*** Begin section ***
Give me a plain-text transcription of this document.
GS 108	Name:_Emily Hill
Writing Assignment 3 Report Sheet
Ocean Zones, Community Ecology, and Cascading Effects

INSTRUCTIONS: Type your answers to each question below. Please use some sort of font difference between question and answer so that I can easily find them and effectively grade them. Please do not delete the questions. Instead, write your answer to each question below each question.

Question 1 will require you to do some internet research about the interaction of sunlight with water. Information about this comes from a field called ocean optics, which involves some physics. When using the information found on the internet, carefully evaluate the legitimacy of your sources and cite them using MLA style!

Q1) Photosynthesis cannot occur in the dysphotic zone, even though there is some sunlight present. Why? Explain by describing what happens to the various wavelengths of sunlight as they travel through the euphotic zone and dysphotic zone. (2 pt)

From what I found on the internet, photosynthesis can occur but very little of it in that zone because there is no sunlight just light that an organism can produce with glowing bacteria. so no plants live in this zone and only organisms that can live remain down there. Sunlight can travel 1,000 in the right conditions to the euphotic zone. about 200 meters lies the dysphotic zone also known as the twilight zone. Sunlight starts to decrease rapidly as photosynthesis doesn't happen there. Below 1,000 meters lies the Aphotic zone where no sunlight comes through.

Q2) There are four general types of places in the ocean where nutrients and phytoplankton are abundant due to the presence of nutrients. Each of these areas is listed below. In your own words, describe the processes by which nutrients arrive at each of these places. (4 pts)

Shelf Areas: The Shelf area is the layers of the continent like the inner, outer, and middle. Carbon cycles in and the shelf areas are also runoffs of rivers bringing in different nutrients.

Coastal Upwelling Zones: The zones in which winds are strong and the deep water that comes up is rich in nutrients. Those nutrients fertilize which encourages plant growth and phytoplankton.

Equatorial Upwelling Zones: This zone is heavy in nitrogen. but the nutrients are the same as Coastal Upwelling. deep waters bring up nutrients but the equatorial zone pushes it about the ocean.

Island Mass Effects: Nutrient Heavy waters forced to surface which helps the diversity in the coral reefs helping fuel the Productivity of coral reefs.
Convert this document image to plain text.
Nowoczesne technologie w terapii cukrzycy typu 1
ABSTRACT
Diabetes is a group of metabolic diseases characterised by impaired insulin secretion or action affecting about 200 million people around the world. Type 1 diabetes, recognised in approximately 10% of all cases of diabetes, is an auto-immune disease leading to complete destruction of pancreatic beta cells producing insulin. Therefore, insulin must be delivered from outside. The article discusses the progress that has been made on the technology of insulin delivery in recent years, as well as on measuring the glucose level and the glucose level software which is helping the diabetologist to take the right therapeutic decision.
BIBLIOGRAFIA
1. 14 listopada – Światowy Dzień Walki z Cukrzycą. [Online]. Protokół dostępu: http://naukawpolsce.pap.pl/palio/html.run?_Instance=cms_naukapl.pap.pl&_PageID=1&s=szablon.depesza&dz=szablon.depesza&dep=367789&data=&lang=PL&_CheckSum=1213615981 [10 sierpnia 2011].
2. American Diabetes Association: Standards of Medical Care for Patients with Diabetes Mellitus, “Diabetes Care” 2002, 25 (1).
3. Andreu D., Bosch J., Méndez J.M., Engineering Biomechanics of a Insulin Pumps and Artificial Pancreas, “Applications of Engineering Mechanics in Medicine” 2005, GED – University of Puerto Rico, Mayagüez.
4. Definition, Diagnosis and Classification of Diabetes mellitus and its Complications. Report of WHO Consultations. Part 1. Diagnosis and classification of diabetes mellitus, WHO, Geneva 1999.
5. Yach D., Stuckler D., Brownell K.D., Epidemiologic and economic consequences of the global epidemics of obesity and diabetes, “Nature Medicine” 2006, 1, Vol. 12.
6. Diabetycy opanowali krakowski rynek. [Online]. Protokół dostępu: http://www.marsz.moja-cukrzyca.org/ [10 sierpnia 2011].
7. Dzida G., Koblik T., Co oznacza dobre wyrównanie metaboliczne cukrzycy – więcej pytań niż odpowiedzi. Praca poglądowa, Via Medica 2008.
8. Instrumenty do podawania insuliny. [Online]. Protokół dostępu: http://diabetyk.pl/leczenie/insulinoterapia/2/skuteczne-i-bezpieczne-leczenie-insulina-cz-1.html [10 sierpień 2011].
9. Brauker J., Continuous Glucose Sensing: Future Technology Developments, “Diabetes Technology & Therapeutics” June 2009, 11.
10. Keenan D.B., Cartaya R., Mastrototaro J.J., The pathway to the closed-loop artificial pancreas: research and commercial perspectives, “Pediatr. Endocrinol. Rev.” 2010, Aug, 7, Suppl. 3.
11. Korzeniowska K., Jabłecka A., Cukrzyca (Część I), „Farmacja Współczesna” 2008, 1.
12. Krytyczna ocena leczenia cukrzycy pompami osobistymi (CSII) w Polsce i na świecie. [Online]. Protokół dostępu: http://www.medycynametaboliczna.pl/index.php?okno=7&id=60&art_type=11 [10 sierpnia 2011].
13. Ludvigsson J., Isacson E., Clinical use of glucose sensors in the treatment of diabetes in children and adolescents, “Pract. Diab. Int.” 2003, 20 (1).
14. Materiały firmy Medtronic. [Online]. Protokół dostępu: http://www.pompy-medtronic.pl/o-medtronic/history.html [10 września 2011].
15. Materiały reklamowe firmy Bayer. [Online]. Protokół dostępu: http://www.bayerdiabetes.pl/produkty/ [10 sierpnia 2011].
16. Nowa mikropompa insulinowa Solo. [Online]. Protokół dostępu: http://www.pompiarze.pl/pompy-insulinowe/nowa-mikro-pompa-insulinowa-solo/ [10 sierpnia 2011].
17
*** End section ***
▶ _Work item_: Scan the data above and report each line in which "comes" is present.

▶ _Your solution_:
Question 1 will require you to do some internet research about the interaction of sunlight with water. Information about this comes from a field called ocean optics, which involves some physics. When using the information found on the internet, carefully evaluate the legitimacy of your sources and cite them using MLA style!
From what I found on the internet, photosynthesis can occur but very little of it in that zone because there is no sunlight just light that an organism can produce with glowing bacteria. so no plants live in this zone and only organisms that can live remain down there. Sunlight can travel 1,000 in the right conditions to the euphotic zone. about 200 meters lies the dysphotic zone also known as the twilight zone. Sunlight starts to decrease rapidly as photosynthesis doesn't happen there. Below 1,000 meters lies the Aphotic zone where no sunlight comes through.
Coastal Upwelling Zones: The zones in which winds are strong and the deep water that comes up is rich in nutrients. Those nutrients fertilize which encourages plant growth and phytoplankton.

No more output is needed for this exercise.